■ SET EXERCISE: From the listing below, extract each line containing the string "filter".

■ INFORMATION GIVEN:
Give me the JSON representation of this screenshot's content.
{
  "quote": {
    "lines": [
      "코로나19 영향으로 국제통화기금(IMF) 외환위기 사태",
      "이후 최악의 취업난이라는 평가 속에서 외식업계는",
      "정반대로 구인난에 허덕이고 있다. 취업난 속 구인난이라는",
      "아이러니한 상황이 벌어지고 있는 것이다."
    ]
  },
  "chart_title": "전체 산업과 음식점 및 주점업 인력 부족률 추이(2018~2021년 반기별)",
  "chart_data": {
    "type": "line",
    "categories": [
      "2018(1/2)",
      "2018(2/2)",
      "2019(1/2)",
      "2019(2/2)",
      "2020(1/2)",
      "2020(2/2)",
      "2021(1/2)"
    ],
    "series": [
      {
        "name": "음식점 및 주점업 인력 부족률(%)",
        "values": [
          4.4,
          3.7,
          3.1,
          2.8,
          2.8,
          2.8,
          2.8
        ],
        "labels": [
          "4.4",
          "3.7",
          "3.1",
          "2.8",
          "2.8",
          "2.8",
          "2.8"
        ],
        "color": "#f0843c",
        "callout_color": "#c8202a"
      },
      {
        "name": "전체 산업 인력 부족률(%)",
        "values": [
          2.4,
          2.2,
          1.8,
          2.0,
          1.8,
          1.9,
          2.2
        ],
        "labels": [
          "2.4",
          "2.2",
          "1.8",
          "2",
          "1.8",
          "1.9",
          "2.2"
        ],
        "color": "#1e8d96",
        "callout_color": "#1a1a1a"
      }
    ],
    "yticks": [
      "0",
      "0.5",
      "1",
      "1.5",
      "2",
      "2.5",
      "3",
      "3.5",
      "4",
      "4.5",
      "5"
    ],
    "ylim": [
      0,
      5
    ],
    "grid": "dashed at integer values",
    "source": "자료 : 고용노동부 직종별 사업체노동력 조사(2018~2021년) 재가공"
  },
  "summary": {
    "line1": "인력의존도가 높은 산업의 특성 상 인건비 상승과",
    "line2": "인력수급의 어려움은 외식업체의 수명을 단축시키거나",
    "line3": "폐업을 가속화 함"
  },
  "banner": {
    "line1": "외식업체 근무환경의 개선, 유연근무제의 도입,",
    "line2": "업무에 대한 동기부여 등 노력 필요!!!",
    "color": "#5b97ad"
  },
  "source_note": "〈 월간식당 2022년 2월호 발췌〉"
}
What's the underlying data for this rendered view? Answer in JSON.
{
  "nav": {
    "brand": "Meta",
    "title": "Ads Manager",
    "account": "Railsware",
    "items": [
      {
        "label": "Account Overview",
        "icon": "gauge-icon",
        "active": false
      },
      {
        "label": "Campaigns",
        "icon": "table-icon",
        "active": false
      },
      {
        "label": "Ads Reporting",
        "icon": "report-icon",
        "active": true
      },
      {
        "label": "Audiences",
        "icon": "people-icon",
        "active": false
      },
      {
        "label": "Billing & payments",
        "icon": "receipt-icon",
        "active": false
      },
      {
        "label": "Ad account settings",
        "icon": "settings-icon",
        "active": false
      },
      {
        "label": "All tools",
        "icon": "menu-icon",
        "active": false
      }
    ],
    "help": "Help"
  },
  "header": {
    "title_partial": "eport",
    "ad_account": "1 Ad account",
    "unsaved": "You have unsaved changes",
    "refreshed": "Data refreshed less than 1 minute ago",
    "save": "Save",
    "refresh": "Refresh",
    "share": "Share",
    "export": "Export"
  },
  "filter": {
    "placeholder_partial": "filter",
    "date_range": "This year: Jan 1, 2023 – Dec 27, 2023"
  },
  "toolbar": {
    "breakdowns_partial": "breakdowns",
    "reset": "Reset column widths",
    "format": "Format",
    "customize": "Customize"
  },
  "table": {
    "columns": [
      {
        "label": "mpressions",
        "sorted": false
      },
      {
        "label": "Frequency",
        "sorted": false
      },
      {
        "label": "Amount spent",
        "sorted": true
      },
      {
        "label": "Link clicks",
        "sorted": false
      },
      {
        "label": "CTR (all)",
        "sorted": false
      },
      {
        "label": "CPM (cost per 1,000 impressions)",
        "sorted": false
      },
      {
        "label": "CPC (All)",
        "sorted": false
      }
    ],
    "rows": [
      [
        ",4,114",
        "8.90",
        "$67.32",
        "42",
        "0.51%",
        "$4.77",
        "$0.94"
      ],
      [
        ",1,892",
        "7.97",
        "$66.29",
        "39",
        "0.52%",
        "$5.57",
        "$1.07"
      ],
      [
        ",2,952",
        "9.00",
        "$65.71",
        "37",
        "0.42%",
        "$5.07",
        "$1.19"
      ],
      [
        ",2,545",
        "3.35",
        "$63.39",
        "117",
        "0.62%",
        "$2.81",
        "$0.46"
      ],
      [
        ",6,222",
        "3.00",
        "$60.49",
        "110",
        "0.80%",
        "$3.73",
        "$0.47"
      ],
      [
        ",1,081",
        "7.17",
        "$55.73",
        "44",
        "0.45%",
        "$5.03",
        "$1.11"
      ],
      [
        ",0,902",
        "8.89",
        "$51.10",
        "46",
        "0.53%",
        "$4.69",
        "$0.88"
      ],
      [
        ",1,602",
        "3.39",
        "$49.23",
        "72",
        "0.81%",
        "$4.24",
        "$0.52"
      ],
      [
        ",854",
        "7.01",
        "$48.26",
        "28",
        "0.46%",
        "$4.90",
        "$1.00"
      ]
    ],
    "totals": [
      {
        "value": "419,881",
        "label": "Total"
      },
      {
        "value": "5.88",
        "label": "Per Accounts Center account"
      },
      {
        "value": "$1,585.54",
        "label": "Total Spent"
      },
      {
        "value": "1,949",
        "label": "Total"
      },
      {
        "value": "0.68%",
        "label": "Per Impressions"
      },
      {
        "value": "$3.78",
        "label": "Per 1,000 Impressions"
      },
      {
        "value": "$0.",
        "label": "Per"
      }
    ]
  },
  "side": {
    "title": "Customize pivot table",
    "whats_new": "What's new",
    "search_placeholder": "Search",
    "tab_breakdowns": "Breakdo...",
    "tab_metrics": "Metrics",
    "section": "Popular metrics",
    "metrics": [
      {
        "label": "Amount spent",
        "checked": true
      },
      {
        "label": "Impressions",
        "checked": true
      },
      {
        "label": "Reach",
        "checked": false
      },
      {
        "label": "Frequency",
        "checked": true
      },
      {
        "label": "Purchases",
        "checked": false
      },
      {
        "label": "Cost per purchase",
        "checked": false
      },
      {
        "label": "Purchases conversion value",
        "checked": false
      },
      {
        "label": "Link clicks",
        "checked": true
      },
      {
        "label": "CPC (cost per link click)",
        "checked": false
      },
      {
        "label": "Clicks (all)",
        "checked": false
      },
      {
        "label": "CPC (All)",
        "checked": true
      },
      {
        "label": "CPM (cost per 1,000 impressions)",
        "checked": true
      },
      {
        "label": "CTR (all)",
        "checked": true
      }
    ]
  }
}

■ WORKED SOLUTION:
  "filter": {
    "placeholder_partial": "filter",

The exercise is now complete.